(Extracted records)
--- --- ---

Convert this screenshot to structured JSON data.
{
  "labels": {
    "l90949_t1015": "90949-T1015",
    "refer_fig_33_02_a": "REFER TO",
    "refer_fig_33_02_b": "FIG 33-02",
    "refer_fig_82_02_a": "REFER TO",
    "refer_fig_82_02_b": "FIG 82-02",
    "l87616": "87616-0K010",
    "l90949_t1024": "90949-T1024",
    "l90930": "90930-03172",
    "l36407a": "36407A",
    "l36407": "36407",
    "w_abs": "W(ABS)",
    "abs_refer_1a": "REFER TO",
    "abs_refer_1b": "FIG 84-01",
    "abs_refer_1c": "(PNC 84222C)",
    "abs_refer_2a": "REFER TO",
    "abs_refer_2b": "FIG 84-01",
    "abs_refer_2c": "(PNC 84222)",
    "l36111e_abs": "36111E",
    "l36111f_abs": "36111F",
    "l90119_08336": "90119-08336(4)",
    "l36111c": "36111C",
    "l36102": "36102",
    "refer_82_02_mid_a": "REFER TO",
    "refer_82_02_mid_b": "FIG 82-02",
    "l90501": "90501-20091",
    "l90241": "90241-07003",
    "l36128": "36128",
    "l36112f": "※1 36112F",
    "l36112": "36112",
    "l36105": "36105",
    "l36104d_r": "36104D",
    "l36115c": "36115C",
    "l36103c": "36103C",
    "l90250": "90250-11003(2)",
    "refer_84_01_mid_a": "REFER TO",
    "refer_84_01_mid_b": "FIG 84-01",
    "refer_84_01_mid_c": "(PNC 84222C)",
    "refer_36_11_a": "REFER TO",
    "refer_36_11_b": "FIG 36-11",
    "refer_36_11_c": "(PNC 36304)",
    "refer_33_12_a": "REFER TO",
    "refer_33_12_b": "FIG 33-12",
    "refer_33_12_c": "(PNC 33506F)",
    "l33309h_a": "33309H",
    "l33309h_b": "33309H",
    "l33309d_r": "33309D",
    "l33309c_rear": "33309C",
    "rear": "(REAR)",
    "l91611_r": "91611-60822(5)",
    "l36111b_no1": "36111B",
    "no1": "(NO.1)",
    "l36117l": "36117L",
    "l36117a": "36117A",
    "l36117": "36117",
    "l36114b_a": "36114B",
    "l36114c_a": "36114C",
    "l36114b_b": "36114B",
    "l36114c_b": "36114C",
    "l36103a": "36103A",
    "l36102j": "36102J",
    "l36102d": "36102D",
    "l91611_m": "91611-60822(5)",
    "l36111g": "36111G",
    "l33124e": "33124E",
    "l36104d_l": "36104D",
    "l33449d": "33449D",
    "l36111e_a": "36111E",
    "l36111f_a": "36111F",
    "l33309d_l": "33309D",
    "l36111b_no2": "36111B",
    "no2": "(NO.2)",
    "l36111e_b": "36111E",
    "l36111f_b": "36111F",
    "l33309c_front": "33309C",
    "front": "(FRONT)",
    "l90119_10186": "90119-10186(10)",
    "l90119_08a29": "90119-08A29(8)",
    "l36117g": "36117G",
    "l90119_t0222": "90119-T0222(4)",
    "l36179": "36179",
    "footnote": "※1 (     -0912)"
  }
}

--- --- ---

→ **PROBLEM REQUIREMENTS**
The records above are to be copied in full, exactly as written.

→ **WRITTEN ANSWER**
Convert this screenshot to structured JSON data.
{
  "labels": {
    "l90949_t1015": "90949-T1015",
    "refer_fig_33_02_a": "REFER TO",
    "refer_fig_33_02_b": "FIG 33-02",
    "refer_fig_82_02_a": "REFER TO",
    "refer_fig_82_02_b": "FIG 82-02",
    "l87616": "87616-0K010",
    "l90949_t1024": "90949-T1024",
    "l90930": "90930-03172",
    "l36407a": "36407A",
    "l36407": "36407",
    "w_abs": "W(ABS)",
    "abs_refer_1a": "REFER TO",
    "abs_refer_1b": "FIG 84-01",
    "abs_refer_1c": "(PNC 84222C)",
    "abs_refer_2a": "REFER TO",
    "abs_refer_2b": "FIG 84-01",
    "abs_refer_2c": "(PNC 84222)",
    "l36111e_abs": "36111E",
    "l36111f_abs": "36111F",
    "l90119_08336": "90119-08336(4)",
    "l36111c": "36111C",
    "l36102": "36102",
    "refer_82_02_mid_a": "REFER TO",
    "refer_82_02_mid_b": "FIG 82-02",
    "l90501": "90501-20091",
    "l90241": "90241-07003",
    "l36128": "36128",
    "l36112f": "※1 36112F",
    "l36112": "36112",
    "l36105": "36105",
    "l36104d_r": "36104D",
    "l36115c": "36115C",
    "l36103c": "36103C",
    "l90250": "90250-11003(2)",
    "refer_84_01_mid_a": "REFER TO",
    "refer_84_01_mid_b": "FIG 84-01",
    "refer_84_01_mid_c": "(PNC 84222C)",
    "refer_36_11_a": "REFER TO",
    "refer_36_11_b": "FIG 36-11",
    "refer_36_11_c": "(PNC 36304)",
    "refer_33_12_a": "REFER TO",
    "refer_33_12_b": "FIG 33-12",
    "refer_33_12_c": "(PNC 33506F)",
    "l33309h_a": "33309H",
    "l33309h_b": "33309H",
    "l33309d_r": "33309D",
    "l33309c_rear": "33309C",
    "rear": "(REAR)",
    "l91611_r": "91611-60822(5)",
    "l36111b_no1": "36111B",
    "no1": "(NO.1)",
    "l36117l": "36117L",
    "l36117a": "36117A",
    "l36117": "36117",
    "l36114b_a": "36114B",
    "l36114c_a": "36114C",
    "l36114b_b": "36114B",
    "l36114c_b": "36114C",
    "l36103a": "36103A",
    "l36102j": "36102J",
    "l36102d": "36102D",
    "l91611_m": "91611-60822(5)",
    "l36111g": "36111G",
    "l33124e": "33124E",
    "l36104d_l": "36104D",
    "l33449d": "33449D",
    "l36111e_a": "36111E",
    "l36111f_a": "36111F",
    "l33309d_l": "33309D",
    "l36111b_no2": "36111B",
    "no2": "(NO.2)",
    "l36111e_b": "36111E",
    "l36111f_b": "36111F",
    "l33309c_front": "33309C",
    "front": "(FRONT)",
    "l90119_10186": "90119-10186(10)",
    "l90119_08a29": "90119-08A29(8)",
    "l36117g": "36117G",
    "l90119_t0222": "90119-T0222(4)",
    "l36179": "36179",
    "footnote": "※1 (     -0912)"
  }
}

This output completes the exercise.